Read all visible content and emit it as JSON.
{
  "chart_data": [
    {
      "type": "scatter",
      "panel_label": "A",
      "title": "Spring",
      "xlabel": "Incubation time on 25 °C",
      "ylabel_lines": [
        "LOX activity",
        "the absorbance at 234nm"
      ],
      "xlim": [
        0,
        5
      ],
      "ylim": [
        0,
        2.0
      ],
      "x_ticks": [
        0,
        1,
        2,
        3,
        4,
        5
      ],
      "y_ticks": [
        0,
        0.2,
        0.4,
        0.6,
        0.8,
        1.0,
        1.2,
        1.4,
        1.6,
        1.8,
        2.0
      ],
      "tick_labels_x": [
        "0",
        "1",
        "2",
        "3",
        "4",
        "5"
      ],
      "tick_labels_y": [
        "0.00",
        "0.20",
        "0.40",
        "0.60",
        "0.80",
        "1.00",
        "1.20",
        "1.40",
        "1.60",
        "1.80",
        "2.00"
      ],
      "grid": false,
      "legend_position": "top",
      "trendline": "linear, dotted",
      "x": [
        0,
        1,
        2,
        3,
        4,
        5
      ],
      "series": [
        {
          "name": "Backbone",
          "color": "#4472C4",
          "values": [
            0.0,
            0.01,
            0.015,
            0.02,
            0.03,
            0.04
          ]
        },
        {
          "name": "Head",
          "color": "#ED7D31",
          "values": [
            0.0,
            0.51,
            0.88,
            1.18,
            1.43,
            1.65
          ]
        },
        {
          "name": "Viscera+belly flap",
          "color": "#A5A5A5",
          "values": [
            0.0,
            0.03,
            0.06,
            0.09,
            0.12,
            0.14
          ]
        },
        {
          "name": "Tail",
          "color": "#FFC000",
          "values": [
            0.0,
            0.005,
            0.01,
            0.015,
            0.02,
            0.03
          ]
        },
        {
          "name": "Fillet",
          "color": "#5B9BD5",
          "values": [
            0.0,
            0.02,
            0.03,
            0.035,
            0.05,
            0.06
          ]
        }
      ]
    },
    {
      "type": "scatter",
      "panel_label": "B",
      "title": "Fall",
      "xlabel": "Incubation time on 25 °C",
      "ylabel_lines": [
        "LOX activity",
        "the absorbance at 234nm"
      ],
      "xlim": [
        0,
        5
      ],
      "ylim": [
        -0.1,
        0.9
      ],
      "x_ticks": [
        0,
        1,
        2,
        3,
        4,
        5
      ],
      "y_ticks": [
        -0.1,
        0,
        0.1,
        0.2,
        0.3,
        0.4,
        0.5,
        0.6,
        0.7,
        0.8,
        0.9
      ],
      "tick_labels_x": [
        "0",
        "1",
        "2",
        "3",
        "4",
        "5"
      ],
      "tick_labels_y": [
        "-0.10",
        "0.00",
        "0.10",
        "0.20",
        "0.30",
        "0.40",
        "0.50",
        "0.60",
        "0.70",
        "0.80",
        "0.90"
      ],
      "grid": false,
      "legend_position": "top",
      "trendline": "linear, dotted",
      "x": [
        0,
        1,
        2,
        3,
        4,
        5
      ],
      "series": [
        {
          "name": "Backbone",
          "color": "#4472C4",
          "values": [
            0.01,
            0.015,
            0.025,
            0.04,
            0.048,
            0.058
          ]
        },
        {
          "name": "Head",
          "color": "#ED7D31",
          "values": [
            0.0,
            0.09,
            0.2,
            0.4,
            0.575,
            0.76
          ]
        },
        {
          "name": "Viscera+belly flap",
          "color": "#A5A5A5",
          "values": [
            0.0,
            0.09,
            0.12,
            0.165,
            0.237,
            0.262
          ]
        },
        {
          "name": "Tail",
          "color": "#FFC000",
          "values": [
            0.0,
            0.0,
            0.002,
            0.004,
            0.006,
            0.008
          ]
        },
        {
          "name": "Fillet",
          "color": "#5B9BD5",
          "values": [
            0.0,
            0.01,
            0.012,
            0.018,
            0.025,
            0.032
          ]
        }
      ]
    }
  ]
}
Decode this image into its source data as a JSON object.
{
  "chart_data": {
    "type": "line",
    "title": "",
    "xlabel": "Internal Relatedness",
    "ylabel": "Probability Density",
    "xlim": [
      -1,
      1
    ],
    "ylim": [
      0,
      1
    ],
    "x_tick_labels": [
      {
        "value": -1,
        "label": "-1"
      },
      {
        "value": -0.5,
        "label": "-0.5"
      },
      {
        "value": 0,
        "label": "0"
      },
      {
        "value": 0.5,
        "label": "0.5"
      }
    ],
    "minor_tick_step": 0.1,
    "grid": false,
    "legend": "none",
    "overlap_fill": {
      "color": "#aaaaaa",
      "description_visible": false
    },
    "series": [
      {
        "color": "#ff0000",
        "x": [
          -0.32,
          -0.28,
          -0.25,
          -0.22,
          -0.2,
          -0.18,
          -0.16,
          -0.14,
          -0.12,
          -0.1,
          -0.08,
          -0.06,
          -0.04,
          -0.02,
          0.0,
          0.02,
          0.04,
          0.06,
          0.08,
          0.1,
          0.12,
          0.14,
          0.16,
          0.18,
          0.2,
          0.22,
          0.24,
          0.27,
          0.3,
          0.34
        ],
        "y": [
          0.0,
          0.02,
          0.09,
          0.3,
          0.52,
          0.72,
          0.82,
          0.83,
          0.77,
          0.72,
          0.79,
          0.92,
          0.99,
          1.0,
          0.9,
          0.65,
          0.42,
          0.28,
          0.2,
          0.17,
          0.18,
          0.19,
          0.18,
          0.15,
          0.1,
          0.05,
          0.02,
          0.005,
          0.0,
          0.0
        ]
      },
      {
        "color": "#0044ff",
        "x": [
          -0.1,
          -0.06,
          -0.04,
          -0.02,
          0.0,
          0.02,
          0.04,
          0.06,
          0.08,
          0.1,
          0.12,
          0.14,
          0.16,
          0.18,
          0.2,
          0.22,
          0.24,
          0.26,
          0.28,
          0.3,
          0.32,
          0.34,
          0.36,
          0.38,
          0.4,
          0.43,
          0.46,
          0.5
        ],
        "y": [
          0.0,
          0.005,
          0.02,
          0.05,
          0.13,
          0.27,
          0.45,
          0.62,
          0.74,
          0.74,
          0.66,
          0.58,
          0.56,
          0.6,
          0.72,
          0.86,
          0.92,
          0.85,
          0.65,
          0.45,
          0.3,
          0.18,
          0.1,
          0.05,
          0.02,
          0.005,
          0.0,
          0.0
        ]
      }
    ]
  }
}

•••••

> **REQUIRED TASK**
Reproduce the material above exactly; please quote every line of it.

> **OUTPUT FOR THIS TASK**
Read all visible content and emit it as JSON.
{
  "chart_data": [
    {
      "type": "scatter",
      "panel_label": "A",
      "title": "Spring",
      "xlabel": "Incubation time on 25 °C",
      "ylabel_lines": [
        "LOX activity",
        "the absorbance at 234nm"
      ],
      "xlim": [
        0,
        5
      ],
      "ylim": [
        0,
        2.0
      ],
      "x_ticks": [
        0,
        1,
        2,
        3,
        4,
        5
      ],
      "y_ticks": [
        0,
        0.2,
        0.4,
        0.6,
        0.8,
        1.0,
        1.2,
        1.4,
        1.6,
        1.8,
        2.0
      ],
      "tick_labels_x": [
        "0",
        "1",
        "2",
        "3",
        "4",
        "5"
      ],
      "tick_labels_y": [
        "0.00",
        "0.20",
        "0.40",
        "0.60",
        "0.80",
        "1.00",
        "1.20",
        "1.40",
        "1.60",
        "1.80",
        "2.00"
      ],
      "grid": false,
      "legend_position": "top",
      "trendline": "linear, dotted",
      "x": [
        0,
        1,
        2,
        3,
        4,
        5
      ],
      "series": [
        {
          "name": "Backbone",
          "color": "#4472C4",
          "values": [
            0.0,
            0.01,
            0.015,
            0.02,
            0.03,
            0.04
          ]
        },
        {
          "name": "Head",
          "color": "#ED7D31",
          "values": [
            0.0,
            0.51,
            0.88,
            1.18,
            1.43,
            1.65
          ]
        },
        {
          "name": "Viscera+belly flap",
          "color": "#A5A5A5",
          "values": [
            0.0,
            0.03,
            0.06,
            0.09,
            0.12,
            0.14
          ]
        },
        {
          "name": "Tail",
          "color": "#FFC000",
          "values": [
            0.0,
            0.005,
            0.01,
            0.015,
            0.02,
            0.03
          ]
        },
        {
          "name": "Fillet",
          "color": "#5B9BD5",
          "values": [
            0.0,
            0.02,
            0.03,
            0.035,
            0.05,
            0.06
          ]
        }
      ]
    },
    {
      "type": "scatter",
      "panel_label": "B",
      "title": "Fall",
      "xlabel": "Incubation time on 25 °C",
      "ylabel_lines": [
        "LOX activity",
        "the absorbance at 234nm"
      ],
      "xlim": [
        0,
        5
      ],
      "ylim": [
        -0.1,
        0.9
      ],
      "x_ticks": [
        0,
        1,
        2,
        3,
        4,
        5
      ],
      "y_ticks": [
        -0.1,
        0,
        0.1,
        0.2,
        0.3,
        0.4,
        0.5,
        0.6,
        0.7,
        0.8,
        0.9
      ],
      "tick_labels_x": [
        "0",
        "1",
        "2",
        "3",
        "4",
        "5"
      ],
      "tick_labels_y": [
        "-0.10",
        "0.00",
        "0.10",
        "0.20",
        "0.30",
        "0.40",
        "0.50",
        "0.60",
        "0.70",
        "0.80",
        "0.90"
      ],
      "grid": false,
      "legend_position": "top",
      "trendline": "linear, dotted",
      "x": [
        0,
        1,
        2,
        3,
        4,
        5
      ],
      "series": [
        {
          "name": "Backbone",
          "color": "#4472C4",
          "values": [
            0.01,
            0.015,
            0.025,
            0.04,
            0.048,
            0.058
          ]
        },
        {
          "name": "Head",
          "color": "#ED7D31",
          "values": [
            0.0,
            0.09,
            0.2,
            0.4,
            0.575,
            0.76
          ]
        },
        {
          "name": "Viscera+belly flap",
          "color": "#A5A5A5",
          "values": [
            0.0,
            0.09,
            0.12,
            0.165,
            0.237,
            0.262
          ]
        },
        {
          "name": "Tail",
          "color": "#FFC000",
          "values": [
            0.0,
            0.0,
            0.002,
            0.004,
            0.006,
            0.008
          ]
        },
        {
          "name": "Fillet",
          "color": "#5B9BD5",
          "values": [
            0.0,
            0.01,
            0.012,
            0.018,
            0.025,
            0.032
          ]
        }
      ]
    }
  ]
}
Decode this image into its source data as a JSON object.
{
  "chart_data": {
    "type": "line",
    "title": "",
    "xlabel": "Internal Relatedness",
    "ylabel": "Probability Density",
    "xlim": [
      -1,
      1
    ],
    "ylim": [
      0,
      1
    ],
    "x_tick_labels": [
      {
        "value": -1,
        "label": "-1"
      },
      {
        "value": -0.5,
        "label": "-0.5"
      },
      {
        "value": 0,
        "label": "0"
      },
      {
        "value": 0.5,
        "label": "0.5"
      }
    ],
    "minor_tick_step": 0.1,
    "grid": false,
    "legend": "none",
    "overlap_fill": {
      "color": "#aaaaaa",
      "description_visible": false
    },
    "series": [
      {
        "color": "#ff0000",
        "x": [
          -0.32,
          -0.28,
          -0.25,
          -0.22,
          -0.2,
          -0.18,
          -0.16,
          -0.14,
          -0.12,
          -0.1,
          -0.08,
          -0.06,
          -0.04,
          -0.02,
          0.0,
          0.02,
          0.04,
          0.06,
          0.08,
          0.1,
          0.12,
          0.14,
          0.16,
          0.18,
          0.2,
          0.22,
          0.24,
          0.27,
          0.3,
          0.34
        ],
        "y": [
          0.0,
          0.02,
          0.09,
          0.3,
          0.52,
          0.72,
          0.82,
          0.83,
          0.77,
          0.72,
          0.79,
          0.92,
          0.99,
          1.0,
          0.9,
          0.65,
          0.42,
          0.28,
          0.2,
          0.17,
          0.18,
          0.19,
          0.18,
          0.15,
          0.1,
          0.05,
          0.02,
          0.005,
          0.0,
          0.0
        ]
      },
      {
        "color": "#0044ff",
        "x": [
          -0.1,
          -0.06,
          -0.04,
          -0.02,
          0.0,
          0.02,
          0.04,
          0.06,
          0.08,
          0.1,
          0.12,
          0.14,
          0.16,
          0.18,
          0.2,
          0.22,
          0.24,
          0.26,
          0.28,
          0.3,
          0.32,
          0.34,
          0.36,
          0.38,
          0.4,
          0.43,
          0.46,
          0.5
        ],
        "y": [
          0.0,
          0.005,
          0.02,
          0.05,
          0.13,
          0.27,
          0.45,
          0.62,
          0.74,
          0.74,
          0.66,
          0.58,
          0.56,
          0.6,
          0.72,
          0.86,
          0.92,
          0.85,
          0.65,
          0.45,
          0.3,
          0.18,
          0.1,
          0.05,
          0.02,
          0.005,
          0.0,
          0.0
        ]
      }
    ]
  }
}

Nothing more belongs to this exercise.